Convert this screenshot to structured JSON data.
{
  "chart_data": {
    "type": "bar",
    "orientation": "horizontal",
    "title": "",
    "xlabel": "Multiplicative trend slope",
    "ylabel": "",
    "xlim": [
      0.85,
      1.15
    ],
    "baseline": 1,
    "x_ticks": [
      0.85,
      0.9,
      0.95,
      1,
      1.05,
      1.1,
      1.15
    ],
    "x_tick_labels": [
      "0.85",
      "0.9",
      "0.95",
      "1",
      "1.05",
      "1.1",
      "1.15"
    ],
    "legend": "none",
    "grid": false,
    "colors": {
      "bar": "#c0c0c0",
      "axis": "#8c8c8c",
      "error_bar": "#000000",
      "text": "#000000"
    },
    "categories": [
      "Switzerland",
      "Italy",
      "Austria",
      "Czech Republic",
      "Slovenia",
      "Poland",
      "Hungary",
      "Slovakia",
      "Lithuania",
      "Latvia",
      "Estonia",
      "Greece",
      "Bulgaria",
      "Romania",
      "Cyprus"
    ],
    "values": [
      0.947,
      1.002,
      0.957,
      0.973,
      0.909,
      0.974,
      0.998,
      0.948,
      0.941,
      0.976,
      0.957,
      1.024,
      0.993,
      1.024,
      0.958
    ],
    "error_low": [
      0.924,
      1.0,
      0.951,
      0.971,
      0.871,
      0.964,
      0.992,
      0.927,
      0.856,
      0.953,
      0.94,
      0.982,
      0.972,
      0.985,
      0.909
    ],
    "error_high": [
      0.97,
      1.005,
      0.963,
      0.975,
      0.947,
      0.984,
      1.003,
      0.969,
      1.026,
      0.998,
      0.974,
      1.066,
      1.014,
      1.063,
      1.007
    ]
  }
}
####
**What is expected**
Write out all the records above again, exactly as they stand.

**Problem solution**
Convert this screenshot to structured JSON data.
{
  "chart_data": {
    "type": "bar",
    "orientation": "horizontal",
    "title": "",
    "xlabel": "Multiplicative trend slope",
    "ylabel": "",
    "xlim": [
      0.85,
      1.15
    ],
    "baseline": 1,
    "x_ticks": [
      0.85,
      0.9,
      0.95,
      1,
      1.05,
      1.1,
      1.15
    ],
    "x_tick_labels": [
      "0.85",
      "0.9",
      "0.95",
      "1",
      "1.05",
      "1.1",
      "1.15"
    ],
    "legend": "none",
    "grid": false,
    "colors": {
      "bar": "#c0c0c0",
      "axis": "#8c8c8c",
      "error_bar": "#000000",
      "text": "#000000"
    },
    "categories": [
      "Switzerland",
      "Italy",
      "Austria",
      "Czech Republic",
      "Slovenia",
      "Poland",
      "Hungary",
      "Slovakia",
      "Lithuania",
      "Latvia",
      "Estonia",
      "Greece",
      "Bulgaria",
      "Romania",
      "Cyprus"
    ],
    "values": [
      0.947,
      1.002,
      0.957,
      0.973,
      0.909,
      0.974,
      0.998,
      0.948,
      0.941,
      0.976,
      0.957,
      1.024,
      0.993,
      1.024,
      0.958
    ],
    "error_low": [
      0.924,
      1.0,
      0.951,
      0.971,
      0.871,
      0.964,
      0.992,
      0.927,
      0.856,
      0.953,
      0.94,
      0.982,
      0.972,
      0.985,
      0.909
    ],
    "error_high": [
      0.97,
      1.005,
      0.963,
      0.975,
      0.947,
      0.984,
      1.003,
      0.969,
      1.026,
      0.998,
      0.974,
      1.066,
      1.014,
      1.063,
      1.007
    ]
  }
}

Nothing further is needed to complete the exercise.